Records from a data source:

start

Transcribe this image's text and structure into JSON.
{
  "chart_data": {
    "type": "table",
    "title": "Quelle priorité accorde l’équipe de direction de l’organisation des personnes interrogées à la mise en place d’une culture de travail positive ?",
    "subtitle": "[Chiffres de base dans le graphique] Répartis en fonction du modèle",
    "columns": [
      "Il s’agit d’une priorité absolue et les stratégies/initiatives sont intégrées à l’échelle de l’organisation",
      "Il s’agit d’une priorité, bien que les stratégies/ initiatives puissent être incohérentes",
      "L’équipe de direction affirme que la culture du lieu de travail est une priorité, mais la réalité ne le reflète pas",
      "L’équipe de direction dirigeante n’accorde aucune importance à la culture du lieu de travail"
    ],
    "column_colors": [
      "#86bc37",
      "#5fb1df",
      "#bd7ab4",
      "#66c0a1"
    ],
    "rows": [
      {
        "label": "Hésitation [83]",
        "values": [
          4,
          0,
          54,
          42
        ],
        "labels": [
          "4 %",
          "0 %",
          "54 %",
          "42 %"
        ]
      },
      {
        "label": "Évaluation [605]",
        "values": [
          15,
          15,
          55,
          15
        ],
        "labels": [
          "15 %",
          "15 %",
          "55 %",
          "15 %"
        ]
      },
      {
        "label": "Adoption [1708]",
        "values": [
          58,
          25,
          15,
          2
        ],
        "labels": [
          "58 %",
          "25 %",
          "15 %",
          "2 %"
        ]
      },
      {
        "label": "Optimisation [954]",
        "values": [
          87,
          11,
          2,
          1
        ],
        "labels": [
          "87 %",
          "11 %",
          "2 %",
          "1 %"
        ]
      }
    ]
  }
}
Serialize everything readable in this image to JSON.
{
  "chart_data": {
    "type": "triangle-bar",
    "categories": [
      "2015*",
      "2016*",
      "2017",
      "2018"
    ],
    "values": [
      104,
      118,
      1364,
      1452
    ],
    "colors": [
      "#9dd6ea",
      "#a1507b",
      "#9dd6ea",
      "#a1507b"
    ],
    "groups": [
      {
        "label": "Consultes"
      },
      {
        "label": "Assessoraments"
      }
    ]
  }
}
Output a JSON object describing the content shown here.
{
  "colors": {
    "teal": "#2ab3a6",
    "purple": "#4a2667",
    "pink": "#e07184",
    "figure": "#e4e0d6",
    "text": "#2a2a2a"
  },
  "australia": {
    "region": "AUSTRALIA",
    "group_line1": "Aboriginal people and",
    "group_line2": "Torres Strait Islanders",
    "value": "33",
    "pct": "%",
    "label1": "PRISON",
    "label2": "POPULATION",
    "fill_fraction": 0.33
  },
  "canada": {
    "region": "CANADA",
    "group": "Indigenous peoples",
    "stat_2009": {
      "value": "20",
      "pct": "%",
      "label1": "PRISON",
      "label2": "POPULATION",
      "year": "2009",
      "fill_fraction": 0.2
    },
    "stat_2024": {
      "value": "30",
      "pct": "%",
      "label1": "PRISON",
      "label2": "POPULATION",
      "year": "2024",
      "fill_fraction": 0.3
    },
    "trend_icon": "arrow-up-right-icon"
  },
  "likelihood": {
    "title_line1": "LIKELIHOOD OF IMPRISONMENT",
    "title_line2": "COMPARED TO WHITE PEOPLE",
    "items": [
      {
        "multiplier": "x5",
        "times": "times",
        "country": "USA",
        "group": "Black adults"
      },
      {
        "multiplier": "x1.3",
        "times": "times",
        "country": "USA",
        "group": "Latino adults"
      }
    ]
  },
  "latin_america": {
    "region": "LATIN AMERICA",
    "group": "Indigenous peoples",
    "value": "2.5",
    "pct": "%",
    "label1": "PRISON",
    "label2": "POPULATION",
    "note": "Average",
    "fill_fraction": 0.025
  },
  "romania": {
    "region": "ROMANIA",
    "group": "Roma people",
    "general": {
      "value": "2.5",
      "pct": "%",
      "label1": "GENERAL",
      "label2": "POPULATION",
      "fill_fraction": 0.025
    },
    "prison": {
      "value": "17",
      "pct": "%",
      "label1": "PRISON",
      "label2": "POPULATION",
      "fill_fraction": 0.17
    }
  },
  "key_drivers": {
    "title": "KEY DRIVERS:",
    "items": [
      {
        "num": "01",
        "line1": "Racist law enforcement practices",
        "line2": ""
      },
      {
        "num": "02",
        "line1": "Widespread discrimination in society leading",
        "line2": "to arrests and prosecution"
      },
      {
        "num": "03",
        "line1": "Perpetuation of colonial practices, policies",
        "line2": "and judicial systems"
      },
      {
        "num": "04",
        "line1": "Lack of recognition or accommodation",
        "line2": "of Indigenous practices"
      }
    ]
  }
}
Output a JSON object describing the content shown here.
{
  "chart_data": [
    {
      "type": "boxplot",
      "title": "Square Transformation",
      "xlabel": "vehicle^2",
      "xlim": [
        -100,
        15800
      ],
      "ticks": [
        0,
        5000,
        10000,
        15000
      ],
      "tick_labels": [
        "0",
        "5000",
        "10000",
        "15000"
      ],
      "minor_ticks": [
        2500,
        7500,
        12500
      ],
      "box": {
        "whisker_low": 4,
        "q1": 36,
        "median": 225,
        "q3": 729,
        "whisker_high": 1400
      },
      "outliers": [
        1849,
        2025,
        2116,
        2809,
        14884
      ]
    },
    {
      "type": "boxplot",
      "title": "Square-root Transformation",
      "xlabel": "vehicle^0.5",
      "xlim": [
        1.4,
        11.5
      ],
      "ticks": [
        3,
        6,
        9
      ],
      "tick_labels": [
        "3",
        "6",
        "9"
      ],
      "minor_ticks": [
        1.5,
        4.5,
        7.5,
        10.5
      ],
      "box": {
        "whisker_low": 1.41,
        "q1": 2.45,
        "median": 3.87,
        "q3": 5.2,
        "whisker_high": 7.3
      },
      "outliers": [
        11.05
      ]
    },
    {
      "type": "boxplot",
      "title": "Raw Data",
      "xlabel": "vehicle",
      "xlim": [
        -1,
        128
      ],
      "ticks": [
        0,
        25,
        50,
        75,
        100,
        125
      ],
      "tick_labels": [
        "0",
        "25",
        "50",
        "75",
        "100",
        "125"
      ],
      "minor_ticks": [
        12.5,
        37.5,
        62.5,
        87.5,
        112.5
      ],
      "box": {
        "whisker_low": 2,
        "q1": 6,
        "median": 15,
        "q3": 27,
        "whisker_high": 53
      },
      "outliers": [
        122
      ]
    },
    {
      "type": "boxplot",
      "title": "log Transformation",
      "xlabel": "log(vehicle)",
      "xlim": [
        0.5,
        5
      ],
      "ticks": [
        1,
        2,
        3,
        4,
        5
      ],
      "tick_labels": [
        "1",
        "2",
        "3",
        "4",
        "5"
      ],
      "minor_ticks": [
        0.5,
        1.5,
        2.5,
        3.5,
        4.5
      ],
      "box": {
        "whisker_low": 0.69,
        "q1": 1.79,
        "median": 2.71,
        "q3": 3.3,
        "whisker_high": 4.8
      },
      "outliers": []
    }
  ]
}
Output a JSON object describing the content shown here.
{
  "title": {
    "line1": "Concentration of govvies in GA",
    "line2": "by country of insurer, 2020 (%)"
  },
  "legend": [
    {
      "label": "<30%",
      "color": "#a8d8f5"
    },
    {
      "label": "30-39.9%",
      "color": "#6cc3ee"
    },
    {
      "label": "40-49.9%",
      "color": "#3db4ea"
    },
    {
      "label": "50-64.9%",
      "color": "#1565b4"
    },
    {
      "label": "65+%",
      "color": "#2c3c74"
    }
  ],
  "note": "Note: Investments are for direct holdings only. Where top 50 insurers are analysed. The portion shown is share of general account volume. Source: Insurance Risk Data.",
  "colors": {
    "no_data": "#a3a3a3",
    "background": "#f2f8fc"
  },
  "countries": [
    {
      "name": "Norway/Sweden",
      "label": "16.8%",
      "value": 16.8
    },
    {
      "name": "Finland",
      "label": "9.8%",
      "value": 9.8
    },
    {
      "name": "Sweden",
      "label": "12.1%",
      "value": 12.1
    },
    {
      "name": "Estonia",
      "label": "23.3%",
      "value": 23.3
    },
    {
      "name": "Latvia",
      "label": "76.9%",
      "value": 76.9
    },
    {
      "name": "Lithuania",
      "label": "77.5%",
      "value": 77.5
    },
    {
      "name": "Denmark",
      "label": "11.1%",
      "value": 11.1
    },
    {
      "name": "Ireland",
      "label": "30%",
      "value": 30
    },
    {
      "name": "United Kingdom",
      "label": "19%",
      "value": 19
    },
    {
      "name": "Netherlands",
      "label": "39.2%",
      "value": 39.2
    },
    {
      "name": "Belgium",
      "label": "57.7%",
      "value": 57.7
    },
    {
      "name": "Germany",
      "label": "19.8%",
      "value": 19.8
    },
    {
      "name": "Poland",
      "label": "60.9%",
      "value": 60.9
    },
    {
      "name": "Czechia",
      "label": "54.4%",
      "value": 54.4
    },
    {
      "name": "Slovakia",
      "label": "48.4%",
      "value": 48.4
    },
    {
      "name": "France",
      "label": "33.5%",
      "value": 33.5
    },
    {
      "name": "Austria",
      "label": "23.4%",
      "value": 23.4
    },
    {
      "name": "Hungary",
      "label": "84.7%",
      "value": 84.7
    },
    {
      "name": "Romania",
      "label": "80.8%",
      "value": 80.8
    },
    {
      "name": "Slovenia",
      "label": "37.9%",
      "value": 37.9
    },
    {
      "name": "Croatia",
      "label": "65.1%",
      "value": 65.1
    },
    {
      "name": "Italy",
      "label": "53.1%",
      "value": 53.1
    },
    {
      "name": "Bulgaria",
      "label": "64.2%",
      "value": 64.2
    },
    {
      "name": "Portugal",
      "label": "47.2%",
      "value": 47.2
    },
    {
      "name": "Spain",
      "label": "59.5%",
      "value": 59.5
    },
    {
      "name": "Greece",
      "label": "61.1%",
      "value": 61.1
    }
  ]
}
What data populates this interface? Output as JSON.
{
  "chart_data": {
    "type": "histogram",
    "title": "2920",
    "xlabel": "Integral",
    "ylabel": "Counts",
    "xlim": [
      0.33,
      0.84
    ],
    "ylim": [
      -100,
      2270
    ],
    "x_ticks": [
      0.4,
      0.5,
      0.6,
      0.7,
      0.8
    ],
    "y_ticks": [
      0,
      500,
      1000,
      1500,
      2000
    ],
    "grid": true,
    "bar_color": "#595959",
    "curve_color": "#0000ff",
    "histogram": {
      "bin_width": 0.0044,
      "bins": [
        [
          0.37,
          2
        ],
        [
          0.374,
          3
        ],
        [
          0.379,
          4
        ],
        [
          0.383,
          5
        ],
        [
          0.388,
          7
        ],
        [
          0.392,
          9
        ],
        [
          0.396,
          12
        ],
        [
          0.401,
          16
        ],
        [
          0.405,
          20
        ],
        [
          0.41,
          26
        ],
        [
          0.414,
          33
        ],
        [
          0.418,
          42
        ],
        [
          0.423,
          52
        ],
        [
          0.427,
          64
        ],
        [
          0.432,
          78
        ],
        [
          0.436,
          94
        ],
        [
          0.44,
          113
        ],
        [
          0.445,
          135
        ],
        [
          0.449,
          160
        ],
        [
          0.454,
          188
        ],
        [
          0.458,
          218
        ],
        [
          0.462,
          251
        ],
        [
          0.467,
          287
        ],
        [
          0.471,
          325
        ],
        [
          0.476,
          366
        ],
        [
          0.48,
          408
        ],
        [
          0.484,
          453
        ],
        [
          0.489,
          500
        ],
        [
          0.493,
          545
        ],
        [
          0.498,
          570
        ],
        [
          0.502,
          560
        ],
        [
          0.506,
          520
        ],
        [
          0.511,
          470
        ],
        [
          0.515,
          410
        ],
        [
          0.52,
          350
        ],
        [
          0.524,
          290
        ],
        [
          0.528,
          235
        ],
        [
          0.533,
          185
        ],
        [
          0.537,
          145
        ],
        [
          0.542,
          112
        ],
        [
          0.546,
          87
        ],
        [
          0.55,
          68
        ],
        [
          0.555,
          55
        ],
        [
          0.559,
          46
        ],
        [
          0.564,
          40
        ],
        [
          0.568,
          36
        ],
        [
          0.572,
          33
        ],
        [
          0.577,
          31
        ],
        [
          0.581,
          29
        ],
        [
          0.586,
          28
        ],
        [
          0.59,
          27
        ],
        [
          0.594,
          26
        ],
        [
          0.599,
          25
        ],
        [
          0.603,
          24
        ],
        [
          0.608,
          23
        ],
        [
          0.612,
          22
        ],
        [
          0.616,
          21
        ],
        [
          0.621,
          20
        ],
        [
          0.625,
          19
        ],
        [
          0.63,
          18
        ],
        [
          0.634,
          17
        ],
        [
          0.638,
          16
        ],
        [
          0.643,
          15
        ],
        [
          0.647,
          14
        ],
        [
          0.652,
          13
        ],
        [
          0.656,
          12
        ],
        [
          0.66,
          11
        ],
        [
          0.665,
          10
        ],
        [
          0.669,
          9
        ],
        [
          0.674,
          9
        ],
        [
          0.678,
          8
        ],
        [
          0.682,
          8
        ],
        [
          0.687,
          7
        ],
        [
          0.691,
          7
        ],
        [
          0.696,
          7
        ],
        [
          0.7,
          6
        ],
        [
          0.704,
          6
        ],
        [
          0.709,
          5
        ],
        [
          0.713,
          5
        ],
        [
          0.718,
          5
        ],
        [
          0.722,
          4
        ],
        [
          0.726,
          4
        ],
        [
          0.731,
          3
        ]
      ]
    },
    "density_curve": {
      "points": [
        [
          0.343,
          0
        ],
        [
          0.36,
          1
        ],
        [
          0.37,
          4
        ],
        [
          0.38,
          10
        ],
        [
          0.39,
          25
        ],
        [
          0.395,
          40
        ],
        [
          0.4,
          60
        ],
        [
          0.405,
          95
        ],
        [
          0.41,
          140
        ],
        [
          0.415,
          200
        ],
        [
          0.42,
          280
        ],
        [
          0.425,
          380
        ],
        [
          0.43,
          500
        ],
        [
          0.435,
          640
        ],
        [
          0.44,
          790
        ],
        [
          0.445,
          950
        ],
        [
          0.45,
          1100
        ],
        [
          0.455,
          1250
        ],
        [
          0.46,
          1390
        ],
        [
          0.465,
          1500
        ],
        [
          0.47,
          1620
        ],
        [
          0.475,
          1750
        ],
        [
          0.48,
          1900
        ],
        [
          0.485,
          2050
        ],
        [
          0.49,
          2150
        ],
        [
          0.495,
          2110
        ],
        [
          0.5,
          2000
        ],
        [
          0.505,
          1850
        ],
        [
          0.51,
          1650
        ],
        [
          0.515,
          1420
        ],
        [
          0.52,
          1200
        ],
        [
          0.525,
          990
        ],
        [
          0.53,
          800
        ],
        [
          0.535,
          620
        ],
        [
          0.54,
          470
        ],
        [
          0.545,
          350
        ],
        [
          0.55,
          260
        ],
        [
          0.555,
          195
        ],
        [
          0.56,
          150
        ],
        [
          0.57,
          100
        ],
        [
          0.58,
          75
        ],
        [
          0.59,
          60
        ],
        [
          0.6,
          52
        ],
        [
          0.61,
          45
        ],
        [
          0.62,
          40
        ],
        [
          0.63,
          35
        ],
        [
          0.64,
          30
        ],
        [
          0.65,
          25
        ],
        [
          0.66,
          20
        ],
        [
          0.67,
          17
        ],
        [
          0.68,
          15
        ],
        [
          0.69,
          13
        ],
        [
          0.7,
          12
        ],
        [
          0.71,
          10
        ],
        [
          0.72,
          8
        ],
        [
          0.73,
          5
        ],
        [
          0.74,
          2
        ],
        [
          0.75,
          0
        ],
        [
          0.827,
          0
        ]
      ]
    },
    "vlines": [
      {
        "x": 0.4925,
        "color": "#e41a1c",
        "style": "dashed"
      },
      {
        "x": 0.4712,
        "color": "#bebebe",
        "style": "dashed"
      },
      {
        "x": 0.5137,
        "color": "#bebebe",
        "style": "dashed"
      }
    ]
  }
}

end

Instruction:
Look for the word "accorde" in every line of the listing and copy the lines that have it.

Result for this task:
    "title": "Quelle priorité accorde l’équipe de direction de l’organisation des personnes interrogées à la mise en place d’une culture de travail positive ?",
      "L’équipe de direction dirigeante n’accorde aucune importance à la culture du lieu de travail"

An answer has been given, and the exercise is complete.